Task directions » The records that follow must be reproduced in full, exactly as written.

Extracts from a graphics dataset »
--- Start ---
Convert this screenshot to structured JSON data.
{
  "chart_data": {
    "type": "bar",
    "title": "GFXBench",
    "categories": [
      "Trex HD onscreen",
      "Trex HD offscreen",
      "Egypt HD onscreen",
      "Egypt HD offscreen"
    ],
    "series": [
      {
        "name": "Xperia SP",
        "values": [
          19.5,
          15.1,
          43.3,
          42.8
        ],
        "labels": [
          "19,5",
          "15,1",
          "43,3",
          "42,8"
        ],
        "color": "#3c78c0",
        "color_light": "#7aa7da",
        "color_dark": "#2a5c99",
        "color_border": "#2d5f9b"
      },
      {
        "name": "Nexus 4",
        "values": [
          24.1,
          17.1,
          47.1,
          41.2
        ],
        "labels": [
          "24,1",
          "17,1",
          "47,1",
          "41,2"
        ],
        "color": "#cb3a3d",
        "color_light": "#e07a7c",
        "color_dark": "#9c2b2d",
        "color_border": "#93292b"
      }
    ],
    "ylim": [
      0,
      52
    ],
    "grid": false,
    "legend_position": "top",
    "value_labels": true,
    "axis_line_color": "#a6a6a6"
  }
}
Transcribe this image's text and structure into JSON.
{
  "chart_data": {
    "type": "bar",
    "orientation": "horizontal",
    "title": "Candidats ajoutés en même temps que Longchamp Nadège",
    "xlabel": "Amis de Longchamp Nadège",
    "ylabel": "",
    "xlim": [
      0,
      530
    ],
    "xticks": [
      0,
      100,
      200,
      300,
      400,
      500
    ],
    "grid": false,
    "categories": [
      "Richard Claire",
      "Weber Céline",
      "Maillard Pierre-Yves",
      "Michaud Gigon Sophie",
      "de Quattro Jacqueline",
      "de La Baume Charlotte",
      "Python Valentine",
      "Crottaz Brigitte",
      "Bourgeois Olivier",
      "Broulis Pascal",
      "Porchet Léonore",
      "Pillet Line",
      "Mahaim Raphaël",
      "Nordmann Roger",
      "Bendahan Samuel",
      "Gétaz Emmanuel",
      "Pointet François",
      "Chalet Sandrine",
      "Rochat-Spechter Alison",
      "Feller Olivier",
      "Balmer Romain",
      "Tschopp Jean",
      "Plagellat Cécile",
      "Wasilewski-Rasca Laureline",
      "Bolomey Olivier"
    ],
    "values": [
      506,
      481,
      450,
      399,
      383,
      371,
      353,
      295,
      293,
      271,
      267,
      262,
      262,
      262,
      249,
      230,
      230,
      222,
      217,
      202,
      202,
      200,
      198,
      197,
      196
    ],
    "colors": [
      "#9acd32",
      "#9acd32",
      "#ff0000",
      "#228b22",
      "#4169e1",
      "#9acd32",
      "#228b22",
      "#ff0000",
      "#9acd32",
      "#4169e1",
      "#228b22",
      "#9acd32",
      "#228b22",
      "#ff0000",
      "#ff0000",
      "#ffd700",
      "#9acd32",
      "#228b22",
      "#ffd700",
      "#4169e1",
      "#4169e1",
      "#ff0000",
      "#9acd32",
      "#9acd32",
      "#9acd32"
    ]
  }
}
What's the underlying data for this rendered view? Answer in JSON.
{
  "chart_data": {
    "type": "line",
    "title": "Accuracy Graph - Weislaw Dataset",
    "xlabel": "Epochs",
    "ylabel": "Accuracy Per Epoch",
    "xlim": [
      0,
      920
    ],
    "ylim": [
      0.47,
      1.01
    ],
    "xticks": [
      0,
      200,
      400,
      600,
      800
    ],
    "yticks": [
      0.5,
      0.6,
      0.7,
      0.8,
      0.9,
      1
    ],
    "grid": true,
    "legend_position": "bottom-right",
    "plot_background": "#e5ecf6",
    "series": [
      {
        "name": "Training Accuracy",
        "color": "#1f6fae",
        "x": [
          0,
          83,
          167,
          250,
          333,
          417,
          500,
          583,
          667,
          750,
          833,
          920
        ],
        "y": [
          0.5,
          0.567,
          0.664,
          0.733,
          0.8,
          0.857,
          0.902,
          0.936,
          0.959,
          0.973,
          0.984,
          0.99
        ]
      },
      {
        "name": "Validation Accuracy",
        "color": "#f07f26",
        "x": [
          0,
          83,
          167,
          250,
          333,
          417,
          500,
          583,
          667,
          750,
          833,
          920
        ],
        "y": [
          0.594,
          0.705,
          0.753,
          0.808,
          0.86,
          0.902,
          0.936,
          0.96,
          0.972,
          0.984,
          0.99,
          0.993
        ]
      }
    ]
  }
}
--- End ---
Answer to the task »
Convert this screenshot to structured JSON data.
{
  "chart_data": {
    "type": "bar",
    "title": "GFXBench",
    "categories": [
      "Trex HD onscreen",
      "Trex HD offscreen",
      "Egypt HD onscreen",
      "Egypt HD offscreen"
    ],
    "series": [
      {
        "name": "Xperia SP",
        "values": [
          19.5,
          15.1,
          43.3,
          42.8
        ],
        "labels": [
          "19,5",
          "15,1",
          "43,3",
          "42,8"
        ],
        "color": "#3c78c0",
        "color_light": "#7aa7da",
        "color_dark": "#2a5c99",
        "color_border": "#2d5f9b"
      },
      {
        "name": "Nexus 4",
        "values": [
          24.1,
          17.1,
          47.1,
          41.2
        ],
        "labels": [
          "24,1",
          "17,1",
          "47,1",
          "41,2"
        ],
        "color": "#cb3a3d",
        "color_light": "#e07a7c",
        "color_dark": "#9c2b2d",
        "color_border": "#93292b"
      }
    ],
    "ylim": [
      0,
      52
    ],
    "grid": false,
    "legend_position": "top",
    "value_labels": true,
    "axis_line_color": "#a6a6a6"
  }
}
Transcribe this image's text and structure into JSON.
{
  "chart_data": {
    "type": "bar",
    "orientation": "horizontal",
    "title": "Candidats ajoutés en même temps que Longchamp Nadège",
    "xlabel": "Amis de Longchamp Nadège",
    "ylabel": "",
    "xlim": [
      0,
      530
    ],
    "xticks": [
      0,
      100,
      200,
      300,
      400,
      500
    ],
    "grid": false,
    "categories": [
      "Richard Claire",
      "Weber Céline",
      "Maillard Pierre-Yves",
      "Michaud Gigon Sophie",
      "de Quattro Jacqueline",
      "de La Baume Charlotte",
      "Python Valentine",
      "Crottaz Brigitte",
      "Bourgeois Olivier",
      "Broulis Pascal",
      "Porchet Léonore",
      "Pillet Line",
      "Mahaim Raphaël",
      "Nordmann Roger",
      "Bendahan Samuel",
      "Gétaz Emmanuel",
      "Pointet François",
      "Chalet Sandrine",
      "Rochat-Spechter Alison",
      "Feller Olivier",
      "Balmer Romain",
      "Tschopp Jean",
      "Plagellat Cécile",
      "Wasilewski-Rasca Laureline",
      "Bolomey Olivier"
    ],
    "values": [
      506,
      481,
      450,
      399,
      383,
      371,
      353,
      295,
      293,
      271,
      267,
      262,
      262,
      262,
      249,
      230,
      230,
      222,
      217,
      202,
      202,
      200,
      198,
      197,
      196
    ],
    "colors": [
      "#9acd32",
      "#9acd32",
      "#ff0000",
      "#228b22",
      "#4169e1",
      "#9acd32",
      "#228b22",
      "#ff0000",
      "#9acd32",
      "#4169e1",
      "#228b22",
      "#9acd32",
      "#228b22",
      "#ff0000",
      "#ff0000",
      "#ffd700",
      "#9acd32",
      "#228b22",
      "#ffd700",
      "#4169e1",
      "#4169e1",
      "#ff0000",
      "#9acd32",
      "#9acd32",
      "#9acd32"
    ]
  }
}
What's the underlying data for this rendered view? Answer in JSON.
{
  "chart_data": {
    "type": "line",
    "title": "Accuracy Graph - Weislaw Dataset",
    "xlabel": "Epochs",
    "ylabel": "Accuracy Per Epoch",
    "xlim": [
      0,
      920
    ],
    "ylim": [
      0.47,
      1.01
    ],
    "xticks": [
      0,
      200,
      400,
      600,
      800
    ],
    "yticks": [
      0.5,
      0.6,
      0.7,
      0.8,
      0.9,
      1
    ],
    "grid": true,
    "legend_position": "bottom-right",
    "plot_background": "#e5ecf6",
    "series": [
      {
        "name": "Training Accuracy",
        "color": "#1f6fae",
        "x": [
          0,
          83,
          167,
          250,
          333,
          417,
          500,
          583,
          667,
          750,
          833,
          920
        ],
        "y": [
          0.5,
          0.567,
          0.664,
          0.733,
          0.8,
          0.857,
          0.902,
          0.936,
          0.959,
          0.973,
          0.984,
          0.99
        ]
      },
      {
        "name": "Validation Accuracy",
        "color": "#f07f26",
        "x": [
          0,
          83,
          167,
          250,
          333,
          417,
          500,
          583,
          667,
          750,
          833,
          920
        ],
        "y": [
          0.594,
          0.705,
          0.753,
          0.808,
          0.86,
          0.902,
          0.936,
          0.96,
          0.972,
          0.984,
          0.99,
          0.993
        ]
      }
    ]
  }
}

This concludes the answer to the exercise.